Instructions for the task –
Isolate every line in the data with the string "Untersturmführer" and copy it.

Exercise data –
-- Start --

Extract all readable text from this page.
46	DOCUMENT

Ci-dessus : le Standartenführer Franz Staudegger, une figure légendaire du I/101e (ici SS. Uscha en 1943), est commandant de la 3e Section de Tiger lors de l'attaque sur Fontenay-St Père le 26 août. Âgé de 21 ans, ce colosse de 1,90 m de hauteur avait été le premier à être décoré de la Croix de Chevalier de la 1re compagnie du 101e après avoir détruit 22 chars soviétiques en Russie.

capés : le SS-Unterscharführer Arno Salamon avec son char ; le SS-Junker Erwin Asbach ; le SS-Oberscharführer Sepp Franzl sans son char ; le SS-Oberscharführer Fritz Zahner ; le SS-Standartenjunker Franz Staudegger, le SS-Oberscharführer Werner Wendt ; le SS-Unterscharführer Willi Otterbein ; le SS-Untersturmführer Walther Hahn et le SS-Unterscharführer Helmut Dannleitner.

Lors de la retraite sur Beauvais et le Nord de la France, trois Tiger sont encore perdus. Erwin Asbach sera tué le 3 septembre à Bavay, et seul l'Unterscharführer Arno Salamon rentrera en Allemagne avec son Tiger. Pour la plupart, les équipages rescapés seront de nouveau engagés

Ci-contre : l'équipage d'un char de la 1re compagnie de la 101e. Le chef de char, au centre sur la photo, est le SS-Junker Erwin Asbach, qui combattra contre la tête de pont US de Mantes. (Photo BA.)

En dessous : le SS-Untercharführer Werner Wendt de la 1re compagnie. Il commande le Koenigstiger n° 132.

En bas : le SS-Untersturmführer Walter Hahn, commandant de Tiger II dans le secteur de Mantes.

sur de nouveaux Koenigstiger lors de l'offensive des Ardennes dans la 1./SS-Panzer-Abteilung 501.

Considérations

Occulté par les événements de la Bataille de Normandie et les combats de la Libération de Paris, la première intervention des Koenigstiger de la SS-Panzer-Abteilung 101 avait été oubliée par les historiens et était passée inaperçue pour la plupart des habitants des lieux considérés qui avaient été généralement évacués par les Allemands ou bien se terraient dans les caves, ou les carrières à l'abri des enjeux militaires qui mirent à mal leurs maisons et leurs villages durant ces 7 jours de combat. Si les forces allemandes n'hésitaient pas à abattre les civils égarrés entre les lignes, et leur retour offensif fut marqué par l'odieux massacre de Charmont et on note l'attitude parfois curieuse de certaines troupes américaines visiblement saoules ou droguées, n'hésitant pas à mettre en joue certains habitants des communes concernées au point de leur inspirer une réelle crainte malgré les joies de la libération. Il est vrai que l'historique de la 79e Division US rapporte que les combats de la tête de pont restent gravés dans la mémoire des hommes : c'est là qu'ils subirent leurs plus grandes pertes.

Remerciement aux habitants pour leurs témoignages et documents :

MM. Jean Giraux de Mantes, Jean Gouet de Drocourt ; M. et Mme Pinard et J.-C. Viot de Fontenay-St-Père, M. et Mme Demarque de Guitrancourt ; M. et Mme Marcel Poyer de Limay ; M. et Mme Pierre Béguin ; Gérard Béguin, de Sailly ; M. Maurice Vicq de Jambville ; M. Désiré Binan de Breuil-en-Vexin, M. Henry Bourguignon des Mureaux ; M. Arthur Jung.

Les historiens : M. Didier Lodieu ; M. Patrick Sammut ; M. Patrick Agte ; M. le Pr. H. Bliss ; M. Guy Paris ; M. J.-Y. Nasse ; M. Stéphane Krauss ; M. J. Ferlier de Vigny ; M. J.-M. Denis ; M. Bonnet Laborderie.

-- End --
-- Start --

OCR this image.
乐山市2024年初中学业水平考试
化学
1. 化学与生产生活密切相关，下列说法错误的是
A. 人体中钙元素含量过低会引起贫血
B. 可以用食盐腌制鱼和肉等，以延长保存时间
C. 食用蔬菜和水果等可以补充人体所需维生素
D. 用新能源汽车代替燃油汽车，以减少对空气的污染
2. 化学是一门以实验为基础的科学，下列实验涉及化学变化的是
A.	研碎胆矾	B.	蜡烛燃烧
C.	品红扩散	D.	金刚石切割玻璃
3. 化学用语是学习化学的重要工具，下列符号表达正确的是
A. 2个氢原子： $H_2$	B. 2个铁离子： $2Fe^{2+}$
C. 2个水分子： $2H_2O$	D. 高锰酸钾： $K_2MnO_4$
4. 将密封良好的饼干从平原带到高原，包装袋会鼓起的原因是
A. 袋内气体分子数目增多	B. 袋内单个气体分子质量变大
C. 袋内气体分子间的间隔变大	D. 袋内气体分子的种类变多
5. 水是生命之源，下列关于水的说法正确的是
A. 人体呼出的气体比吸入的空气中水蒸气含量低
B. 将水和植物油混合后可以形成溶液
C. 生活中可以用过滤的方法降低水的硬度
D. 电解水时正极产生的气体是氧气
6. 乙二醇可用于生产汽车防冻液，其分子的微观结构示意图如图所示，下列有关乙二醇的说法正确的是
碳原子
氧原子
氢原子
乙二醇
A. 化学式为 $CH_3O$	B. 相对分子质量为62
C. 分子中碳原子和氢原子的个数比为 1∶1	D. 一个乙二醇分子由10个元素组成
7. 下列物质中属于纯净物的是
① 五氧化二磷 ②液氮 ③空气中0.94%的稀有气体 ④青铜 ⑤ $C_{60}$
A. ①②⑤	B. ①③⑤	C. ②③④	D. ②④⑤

-- End --

Correct response –
capés : le SS-Unterscharführer Arno Salamon avec son char ; le SS-Junker Erwin Asbach ; le SS-Oberscharführer Sepp Franzl sans son char ; le SS-Oberscharführer Fritz Zahner ; le SS-Standartenjunker Franz Staudegger, le SS-Oberscharführer Werner Wendt ; le SS-Unterscharführer Willi Otterbein ; le SS-Untersturmführer Walther Hahn et le SS-Unterscharführer Helmut Dannleitner.
En bas : le SS-Untersturmführer Walter Hahn, commandant de Tiger II dans le secteur de Mantes.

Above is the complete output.